> [Part of a data file]
--*--
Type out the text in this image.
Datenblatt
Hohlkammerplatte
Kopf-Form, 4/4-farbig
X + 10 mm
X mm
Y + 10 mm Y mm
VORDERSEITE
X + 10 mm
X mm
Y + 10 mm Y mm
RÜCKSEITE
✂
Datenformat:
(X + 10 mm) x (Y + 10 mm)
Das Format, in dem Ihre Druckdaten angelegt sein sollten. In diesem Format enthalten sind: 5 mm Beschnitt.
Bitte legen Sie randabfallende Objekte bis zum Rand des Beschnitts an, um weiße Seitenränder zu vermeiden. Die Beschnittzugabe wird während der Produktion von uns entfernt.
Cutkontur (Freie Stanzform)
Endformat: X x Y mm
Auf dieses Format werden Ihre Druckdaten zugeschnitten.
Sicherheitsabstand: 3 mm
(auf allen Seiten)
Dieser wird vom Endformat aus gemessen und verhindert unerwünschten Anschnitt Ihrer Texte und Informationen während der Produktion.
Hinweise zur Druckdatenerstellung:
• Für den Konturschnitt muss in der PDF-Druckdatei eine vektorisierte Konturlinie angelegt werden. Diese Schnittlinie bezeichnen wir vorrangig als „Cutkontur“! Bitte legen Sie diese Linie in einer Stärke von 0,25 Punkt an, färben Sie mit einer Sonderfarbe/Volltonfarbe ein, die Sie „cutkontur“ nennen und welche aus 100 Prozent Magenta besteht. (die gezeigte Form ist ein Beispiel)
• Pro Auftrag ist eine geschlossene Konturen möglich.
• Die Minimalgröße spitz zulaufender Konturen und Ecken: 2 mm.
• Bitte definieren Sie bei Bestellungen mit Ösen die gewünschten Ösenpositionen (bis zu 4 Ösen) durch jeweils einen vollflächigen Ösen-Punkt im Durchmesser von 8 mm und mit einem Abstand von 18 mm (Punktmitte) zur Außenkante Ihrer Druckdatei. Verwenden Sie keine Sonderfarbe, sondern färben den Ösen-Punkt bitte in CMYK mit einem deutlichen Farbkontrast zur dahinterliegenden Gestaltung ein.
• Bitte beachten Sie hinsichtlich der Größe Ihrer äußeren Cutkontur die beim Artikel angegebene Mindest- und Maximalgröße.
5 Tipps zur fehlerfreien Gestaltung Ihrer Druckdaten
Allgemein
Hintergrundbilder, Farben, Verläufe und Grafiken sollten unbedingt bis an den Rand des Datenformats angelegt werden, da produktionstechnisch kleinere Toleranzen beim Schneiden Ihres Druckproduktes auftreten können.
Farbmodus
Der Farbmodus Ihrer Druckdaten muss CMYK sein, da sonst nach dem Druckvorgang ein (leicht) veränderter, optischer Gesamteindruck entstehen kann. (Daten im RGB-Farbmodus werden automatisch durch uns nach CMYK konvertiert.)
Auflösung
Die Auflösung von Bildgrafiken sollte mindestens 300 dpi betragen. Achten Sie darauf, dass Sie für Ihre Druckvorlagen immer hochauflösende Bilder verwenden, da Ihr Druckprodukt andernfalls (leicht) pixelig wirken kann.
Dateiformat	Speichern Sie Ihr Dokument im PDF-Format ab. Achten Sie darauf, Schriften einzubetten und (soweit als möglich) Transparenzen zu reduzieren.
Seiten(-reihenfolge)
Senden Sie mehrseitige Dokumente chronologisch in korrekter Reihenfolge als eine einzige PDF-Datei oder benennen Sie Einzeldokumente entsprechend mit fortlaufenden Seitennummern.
--*--
> [WHAT IS REQUIRED] From the data above, copy out every line with the string "färben" in it.

> [COMPLETE RESPONSE]
• Für den Konturschnitt muss in der PDF-Druckdatei eine vektorisierte Konturlinie angelegt werden. Diese Schnittlinie bezeichnen wir vorrangig als „Cutkontur“! Bitte legen Sie diese Linie in einer Stärke von 0,25 Punkt an, färben Sie mit einer Sonderfarbe/Volltonfarbe ein, die Sie „cutkontur“ nennen und welche aus 100 Prozent Magenta besteht. (die gezeigte Form ist ein Beispiel)
• Bitte definieren Sie bei Bestellungen mit Ösen die gewünschten Ösenpositionen (bis zu 4 Ösen) durch jeweils einen vollflächigen Ösen-Punkt im Durchmesser von 8 mm und mit einem Abstand von 18 mm (Punktmitte) zur Außenkante Ihrer Druckdatei. Verwenden Sie keine Sonderfarbe, sondern färben den Ösen-Punkt bitte in CMYK mit einem deutlichen Farbkontrast zur dahinterliegenden Gestaltung ein.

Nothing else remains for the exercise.